Direction: Write down every entry below once more, exactly.
----
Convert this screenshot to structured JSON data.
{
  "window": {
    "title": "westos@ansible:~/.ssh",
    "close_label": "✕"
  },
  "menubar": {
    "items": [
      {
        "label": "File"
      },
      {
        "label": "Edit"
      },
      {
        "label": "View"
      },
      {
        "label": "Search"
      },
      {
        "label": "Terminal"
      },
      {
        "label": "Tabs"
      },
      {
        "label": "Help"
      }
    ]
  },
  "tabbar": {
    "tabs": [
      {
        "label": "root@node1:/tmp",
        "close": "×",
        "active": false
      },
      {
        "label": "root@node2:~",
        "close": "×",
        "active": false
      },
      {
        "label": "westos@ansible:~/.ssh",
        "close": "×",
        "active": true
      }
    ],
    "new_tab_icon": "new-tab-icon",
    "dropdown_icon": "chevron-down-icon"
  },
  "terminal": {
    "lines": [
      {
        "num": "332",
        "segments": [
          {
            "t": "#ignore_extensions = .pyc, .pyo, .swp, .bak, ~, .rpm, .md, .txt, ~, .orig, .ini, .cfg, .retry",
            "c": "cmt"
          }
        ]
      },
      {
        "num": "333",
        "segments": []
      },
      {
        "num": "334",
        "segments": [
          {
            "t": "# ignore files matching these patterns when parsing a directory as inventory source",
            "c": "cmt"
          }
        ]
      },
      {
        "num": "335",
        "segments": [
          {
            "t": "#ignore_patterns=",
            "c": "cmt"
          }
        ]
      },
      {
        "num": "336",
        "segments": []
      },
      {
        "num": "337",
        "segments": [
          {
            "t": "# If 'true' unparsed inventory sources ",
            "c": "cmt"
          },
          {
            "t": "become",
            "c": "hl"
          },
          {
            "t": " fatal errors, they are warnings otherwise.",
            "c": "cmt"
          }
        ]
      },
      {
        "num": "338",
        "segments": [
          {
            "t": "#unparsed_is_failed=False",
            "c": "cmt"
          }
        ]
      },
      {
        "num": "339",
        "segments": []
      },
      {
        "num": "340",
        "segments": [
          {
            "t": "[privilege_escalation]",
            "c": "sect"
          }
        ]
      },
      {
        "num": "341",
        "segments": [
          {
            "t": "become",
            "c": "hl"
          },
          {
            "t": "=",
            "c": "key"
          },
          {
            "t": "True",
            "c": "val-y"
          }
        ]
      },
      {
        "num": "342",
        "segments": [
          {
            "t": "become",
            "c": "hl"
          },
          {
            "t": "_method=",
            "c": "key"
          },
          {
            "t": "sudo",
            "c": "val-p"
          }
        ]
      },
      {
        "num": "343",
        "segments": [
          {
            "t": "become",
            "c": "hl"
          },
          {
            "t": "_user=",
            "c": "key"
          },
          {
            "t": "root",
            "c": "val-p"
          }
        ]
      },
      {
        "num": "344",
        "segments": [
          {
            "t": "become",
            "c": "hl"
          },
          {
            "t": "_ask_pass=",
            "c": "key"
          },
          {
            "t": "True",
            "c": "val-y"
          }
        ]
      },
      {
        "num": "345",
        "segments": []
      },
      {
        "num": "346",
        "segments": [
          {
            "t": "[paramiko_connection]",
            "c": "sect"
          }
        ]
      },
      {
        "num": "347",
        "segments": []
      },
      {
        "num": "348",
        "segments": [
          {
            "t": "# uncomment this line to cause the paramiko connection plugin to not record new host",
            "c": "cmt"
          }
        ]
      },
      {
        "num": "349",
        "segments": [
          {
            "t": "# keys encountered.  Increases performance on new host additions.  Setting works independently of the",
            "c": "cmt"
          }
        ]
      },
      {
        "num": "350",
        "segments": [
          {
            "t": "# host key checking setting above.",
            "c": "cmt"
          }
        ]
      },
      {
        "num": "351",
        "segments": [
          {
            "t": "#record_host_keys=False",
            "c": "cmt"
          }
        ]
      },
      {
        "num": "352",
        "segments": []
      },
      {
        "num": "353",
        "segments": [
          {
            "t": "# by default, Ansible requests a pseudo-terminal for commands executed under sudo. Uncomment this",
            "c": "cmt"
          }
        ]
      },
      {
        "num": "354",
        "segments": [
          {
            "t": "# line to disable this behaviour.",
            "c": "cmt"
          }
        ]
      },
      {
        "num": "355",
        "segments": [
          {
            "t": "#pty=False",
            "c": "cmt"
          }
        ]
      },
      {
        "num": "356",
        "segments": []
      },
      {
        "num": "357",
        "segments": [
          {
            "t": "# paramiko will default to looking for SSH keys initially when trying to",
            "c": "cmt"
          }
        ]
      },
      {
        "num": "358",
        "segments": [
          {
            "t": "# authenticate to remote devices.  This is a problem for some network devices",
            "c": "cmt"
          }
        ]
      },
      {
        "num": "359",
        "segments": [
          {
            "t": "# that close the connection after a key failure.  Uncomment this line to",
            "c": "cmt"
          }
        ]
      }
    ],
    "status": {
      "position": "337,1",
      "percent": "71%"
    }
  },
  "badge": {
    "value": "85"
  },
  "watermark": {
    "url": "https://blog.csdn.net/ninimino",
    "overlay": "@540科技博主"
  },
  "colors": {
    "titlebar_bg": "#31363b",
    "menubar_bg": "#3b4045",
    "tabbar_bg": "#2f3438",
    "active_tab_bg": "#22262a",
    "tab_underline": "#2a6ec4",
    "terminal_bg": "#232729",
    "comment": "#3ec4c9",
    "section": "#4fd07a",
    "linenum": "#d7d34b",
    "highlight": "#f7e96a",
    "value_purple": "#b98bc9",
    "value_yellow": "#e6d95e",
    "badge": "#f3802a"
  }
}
----
Full output:
Convert this screenshot to structured JSON data.
{
  "window": {
    "title": "westos@ansible:~/.ssh",
    "close_label": "✕"
  },
  "menubar": {
    "items": [
      {
        "label": "File"
      },
      {
        "label": "Edit"
      },
      {
        "label": "View"
      },
      {
        "label": "Search"
      },
      {
        "label": "Terminal"
      },
      {
        "label": "Tabs"
      },
      {
        "label": "Help"
      }
    ]
  },
  "tabbar": {
    "tabs": [
      {
        "label": "root@node1:/tmp",
        "close": "×",
        "active": false
      },
      {
        "label": "root@node2:~",
        "close": "×",
        "active": false
      },
      {
        "label": "westos@ansible:~/.ssh",
        "close": "×",
        "active": true
      }
    ],
    "new_tab_icon": "new-tab-icon",
    "dropdown_icon": "chevron-down-icon"
  },
  "terminal": {
    "lines": [
      {
        "num": "332",
        "segments": [
          {
            "t": "#ignore_extensions = .pyc, .pyo, .swp, .bak, ~, .rpm, .md, .txt, ~, .orig, .ini, .cfg, .retry",
            "c": "cmt"
          }
        ]
      },
      {
        "num": "333",
        "segments": []
      },
      {
        "num": "334",
        "segments": [
          {
            "t": "# ignore files matching these patterns when parsing a directory as inventory source",
            "c": "cmt"
          }
        ]
      },
      {
        "num": "335",
        "segments": [
          {
            "t": "#ignore_patterns=",
            "c": "cmt"
          }
        ]
      },
      {
        "num": "336",
        "segments": []
      },
      {
        "num": "337",
        "segments": [
          {
            "t": "# If 'true' unparsed inventory sources ",
            "c": "cmt"
          },
          {
            "t": "become",
            "c": "hl"
          },
          {
            "t": " fatal errors, they are warnings otherwise.",
            "c": "cmt"
          }
        ]
      },
      {
        "num": "338",
        "segments": [
          {
            "t": "#unparsed_is_failed=False",
            "c": "cmt"
          }
        ]
      },
      {
        "num": "339",
        "segments": []
      },
      {
        "num": "340",
        "segments": [
          {
            "t": "[privilege_escalation]",
            "c": "sect"
          }
        ]
      },
      {
        "num": "341",
        "segments": [
          {
            "t": "become",
            "c": "hl"
          },
          {
            "t": "=",
            "c": "key"
          },
          {
            "t": "True",
            "c": "val-y"
          }
        ]
      },
      {
        "num": "342",
        "segments": [
          {
            "t": "become",
            "c": "hl"
          },
          {
            "t": "_method=",
            "c": "key"
          },
          {
            "t": "sudo",
            "c": "val-p"
          }
        ]
      },
      {
        "num": "343",
        "segments": [
          {
            "t": "become",
            "c": "hl"
          },
          {
            "t": "_user=",
            "c": "key"
          },
          {
            "t": "root",
            "c": "val-p"
          }
        ]
      },
      {
        "num": "344",
        "segments": [
          {
            "t": "become",
            "c": "hl"
          },
          {
            "t": "_ask_pass=",
            "c": "key"
          },
          {
            "t": "True",
            "c": "val-y"
          }
        ]
      },
      {
        "num": "345",
        "segments": []
      },
      {
        "num": "346",
        "segments": [
          {
            "t": "[paramiko_connection]",
            "c": "sect"
          }
        ]
      },
      {
        "num": "347",
        "segments": []
      },
      {
        "num": "348",
        "segments": [
          {
            "t": "# uncomment this line to cause the paramiko connection plugin to not record new host",
            "c": "cmt"
          }
        ]
      },
      {
        "num": "349",
        "segments": [
          {
            "t": "# keys encountered.  Increases performance on new host additions.  Setting works independently of the",
            "c": "cmt"
          }
        ]
      },
      {
        "num": "350",
        "segments": [
          {
            "t": "# host key checking setting above.",
            "c": "cmt"
          }
        ]
      },
      {
        "num": "351",
        "segments": [
          {
            "t": "#record_host_keys=False",
            "c": "cmt"
          }
        ]
      },
      {
        "num": "352",
        "segments": []
      },
      {
        "num": "353",
        "segments": [
          {
            "t": "# by default, Ansible requests a pseudo-terminal for commands executed under sudo. Uncomment this",
            "c": "cmt"
          }
        ]
      },
      {
        "num": "354",
        "segments": [
          {
            "t": "# line to disable this behaviour.",
            "c": "cmt"
          }
        ]
      },
      {
        "num": "355",
        "segments": [
          {
            "t": "#pty=False",
            "c": "cmt"
          }
        ]
      },
      {
        "num": "356",
        "segments": []
      },
      {
        "num": "357",
        "segments": [
          {
            "t": "# paramiko will default to looking for SSH keys initially when trying to",
            "c": "cmt"
          }
        ]
      },
      {
        "num": "358",
        "segments": [
          {
            "t": "# authenticate to remote devices.  This is a problem for some network devices",
            "c": "cmt"
          }
        ]
      },
      {
        "num": "359",
        "segments": [
          {
            "t": "# that close the connection after a key failure.  Uncomment this line to",
            "c": "cmt"
          }
        ]
      }
    ],
    "status": {
      "position": "337,1",
      "percent": "71%"
    }
  },
  "badge": {
    "value": "85"
  },
  "watermark": {
    "url": "https://blog.csdn.net/ninimino",
    "overlay": "@540科技博主"
  },
  "colors": {
    "titlebar_bg": "#31363b",
    "menubar_bg": "#3b4045",
    "tabbar_bg": "#2f3438",
    "active_tab_bg": "#22262a",
    "tab_underline": "#2a6ec4",
    "terminal_bg": "#232729",
    "comment": "#3ec4c9",
    "section": "#4fd07a",
    "linenum": "#d7d34b",
    "highlight": "#f7e96a",
    "value_purple": "#b98bc9",
    "value_yellow": "#e6d95e",
    "badge": "#f3802a"
  }
}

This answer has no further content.